**WHAT TO DO**
Word for word, give the material below again, minus any images.

**EXERCISE DATA**
§

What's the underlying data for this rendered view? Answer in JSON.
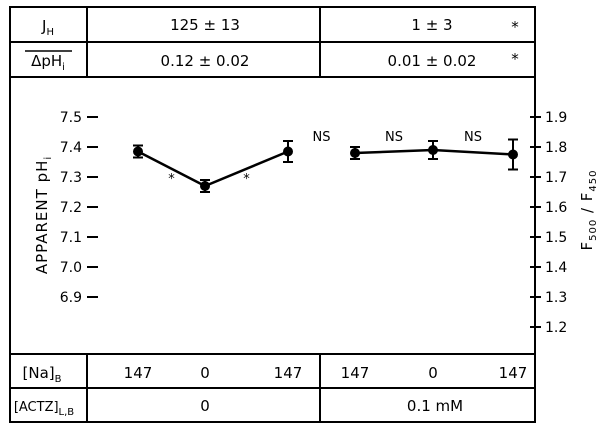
{
  "table_top": {
    "rows": [
      {
        "label_main": "J",
        "label_sub": "H",
        "cells": [
          "125 ± 13",
          "1 ± 3"
        ],
        "star": "*"
      },
      {
        "label_main": "ΔpH",
        "label_sub": "i",
        "cells": [
          "0.12 ± 0.02",
          "0.01 ± 0.02"
        ],
        "star": "*"
      }
    ]
  },
  "table_bottom": {
    "na_label_main": "[Na]",
    "na_label_sub": "B",
    "na_values": [
      "147",
      "0",
      "147",
      "147",
      "0",
      "147"
    ],
    "actz_label_main": "[ACTZ]",
    "actz_label_sub": "L,B",
    "actz_values": [
      "0",
      "0.1 mM"
    ]
  },
  "chart_data": {
    "type": "line",
    "ylabel_main": "APPARENT pH",
    "ylabel_sub": "i",
    "y2label_main": "F",
    "y2label_sub1": "500",
    "y2label_mid": " / F",
    "y2label_sub2": "450",
    "ylim": [
      6.85,
      7.55
    ],
    "yticks": [
      "7.5",
      "7.4",
      "7.3",
      "7.2",
      "7.1",
      "7.0",
      "6.9"
    ],
    "ytick_values": [
      7.5,
      7.4,
      7.3,
      7.2,
      7.1,
      7.0,
      6.9
    ],
    "y2ticks": [
      "1.9",
      "1.8",
      "1.7",
      "1.6",
      "1.5",
      "1.4",
      "1.3",
      "1.2"
    ],
    "y2tick_values": [
      7.5,
      7.4,
      7.3,
      7.2,
      7.1,
      7.0,
      6.9,
      6.8
    ],
    "series": [
      {
        "points": [
          {
            "x": 0,
            "y": 7.385,
            "err": 0.02
          },
          {
            "x": 1,
            "y": 7.27,
            "err": 0.02
          },
          {
            "x": 2,
            "y": 7.385,
            "err": 0.035
          }
        ]
      },
      {
        "points": [
          {
            "x": 3,
            "y": 7.38,
            "err": 0.02
          },
          {
            "x": 4,
            "y": 7.39,
            "err": 0.03
          },
          {
            "x": 5,
            "y": 7.375,
            "err": 0.05
          }
        ]
      }
    ],
    "annotations": [
      {
        "text": "*",
        "between": [
          0,
          1
        ],
        "y": 7.3
      },
      {
        "text": "*",
        "between": [
          1,
          2
        ],
        "y": 7.3
      },
      {
        "text": "NS",
        "between": [
          2,
          3
        ],
        "y": 7.44
      },
      {
        "text": "NS",
        "between": [
          3,
          4
        ],
        "y": 7.44
      },
      {
        "text": "NS",
        "between": [
          4,
          5
        ],
        "y": 7.44
      }
    ]
  }
}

§

**ANSWER**
What's the underlying data for this rendered view? Answer in JSON.
{
  "table_top": {
    "rows": [
      {
        "label_main": "J",
        "label_sub": "H",
        "cells": [
          "125 ± 13",
          "1 ± 3"
        ],
        "star": "*"
      },
      {
        "label_main": "ΔpH",
        "label_sub": "i",
        "cells": [
          "0.12 ± 0.02",
          "0.01 ± 0.02"
        ],
        "star": "*"
      }
    ]
  },
  "table_bottom": {
    "na_label_main": "[Na]",
    "na_label_sub": "B",
    "na_values": [
      "147",
      "0",
      "147",
      "147",
      "0",
      "147"
    ],
    "actz_label_main": "[ACTZ]",
    "actz_label_sub": "L,B",
    "actz_values": [
      "0",
      "0.1 mM"
    ]
  },
  "chart_data": {
    "type": "line",
    "ylabel_main": "APPARENT pH",
    "ylabel_sub": "i",
    "y2label_main": "F",
    "y2label_sub1": "500",
    "y2label_mid": " / F",
    "y2label_sub2": "450",
    "ylim": [
      6.85,
      7.55
    ],
    "yticks": [
      "7.5",
      "7.4",
      "7.3",
      "7.2",
      "7.1",
      "7.0",
      "6.9"
    ],
    "ytick_values": [
      7.5,
      7.4,
      7.3,
      7.2,
      7.1,
      7.0,
      6.9
    ],
    "y2ticks": [
      "1.9",
      "1.8",
      "1.7",
      "1.6",
      "1.5",
      "1.4",
      "1.3",
      "1.2"
    ],
    "y2tick_values": [
      7.5,
      7.4,
      7.3,
      7.2,
      7.1,
      7.0,
      6.9,
      6.8
    ],
    "series": [
      {
        "points": [
          {
            "x": 0,
            "y": 7.385,
            "err": 0.02
          },
          {
            "x": 1,
            "y": 7.27,
            "err": 0.02
          },
          {
            "x": 2,
            "y": 7.385,
            "err": 0.035
          }
        ]
      },
      {
        "points": [
          {
            "x": 3,
            "y": 7.38,
            "err": 0.02
          },
          {
            "x": 4,
            "y": 7.39,
            "err": 0.03
          },
          {
            "x": 5,
            "y": 7.375,
            "err": 0.05
          }
        ]
      }
    ],
    "annotations": [
      {
        "text": "*",
        "between": [
          0,
          1
        ],
        "y": 7.3
      },
      {
        "text": "*",
        "between": [
          1,
          2
        ],
        "y": 7.3
      },
      {
        "text": "NS",
        "between": [
          2,
          3
        ],
        "y": 7.44
      },
      {
        "text": "NS",
        "between": [
          3,
          4
        ],
        "y": 7.44
      },
      {
        "text": "NS",
        "between": [
          4,
          5
        ],
        "y": 7.44
      }
    ]
  }
}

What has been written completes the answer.